Dataset items
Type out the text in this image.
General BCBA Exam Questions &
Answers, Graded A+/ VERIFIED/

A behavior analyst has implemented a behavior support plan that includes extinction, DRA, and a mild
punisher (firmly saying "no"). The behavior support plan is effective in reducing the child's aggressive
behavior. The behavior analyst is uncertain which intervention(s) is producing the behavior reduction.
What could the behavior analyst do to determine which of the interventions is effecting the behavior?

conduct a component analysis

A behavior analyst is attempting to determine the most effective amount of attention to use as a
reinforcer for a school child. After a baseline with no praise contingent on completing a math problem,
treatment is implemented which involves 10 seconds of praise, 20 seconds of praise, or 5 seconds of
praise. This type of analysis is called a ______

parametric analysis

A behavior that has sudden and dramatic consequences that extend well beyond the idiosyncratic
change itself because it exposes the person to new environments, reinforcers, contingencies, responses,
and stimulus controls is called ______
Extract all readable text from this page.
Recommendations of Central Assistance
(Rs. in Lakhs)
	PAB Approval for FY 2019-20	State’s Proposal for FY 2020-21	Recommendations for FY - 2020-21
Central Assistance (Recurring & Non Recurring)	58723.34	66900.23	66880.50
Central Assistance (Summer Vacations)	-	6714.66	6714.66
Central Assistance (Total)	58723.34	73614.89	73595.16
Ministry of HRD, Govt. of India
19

# What is required:
Extract the entries above verbatim.

# Response for this exercise:
Type out the text in this image.
General BCBA Exam Questions &
Answers, Graded A+/ VERIFIED/

A behavior analyst has implemented a behavior support plan that includes extinction, DRA, and a mild
punisher (firmly saying "no"). The behavior support plan is effective in reducing the child's aggressive
behavior. The behavior analyst is uncertain which intervention(s) is producing the behavior reduction.
What could the behavior analyst do to determine which of the interventions is effecting the behavior?

conduct a component analysis

A behavior analyst is attempting to determine the most effective amount of attention to use as a
reinforcer for a school child. After a baseline with no praise contingent on completing a math problem,
treatment is implemented which involves 10 seconds of praise, 20 seconds of praise, or 5 seconds of
praise. This type of analysis is called a ______

parametric analysis

A behavior that has sudden and dramatic consequences that extend well beyond the idiosyncratic
change itself because it exposes the person to new environments, reinforcers, contingencies, responses,
and stimulus controls is called ______
Extract all readable text from this page.
Recommendations of Central Assistance
(Rs. in Lakhs)
	PAB Approval for FY 2019-20	State’s Proposal for FY 2020-21	Recommendations for FY - 2020-21
Central Assistance (Recurring & Non Recurring)	58723.34	66900.23	66880.50
Central Assistance (Summer Vacations)	-	6714.66	6714.66
Central Assistance (Total)	58723.34	73614.89	73595.16
Ministry of HRD, Govt. of India
19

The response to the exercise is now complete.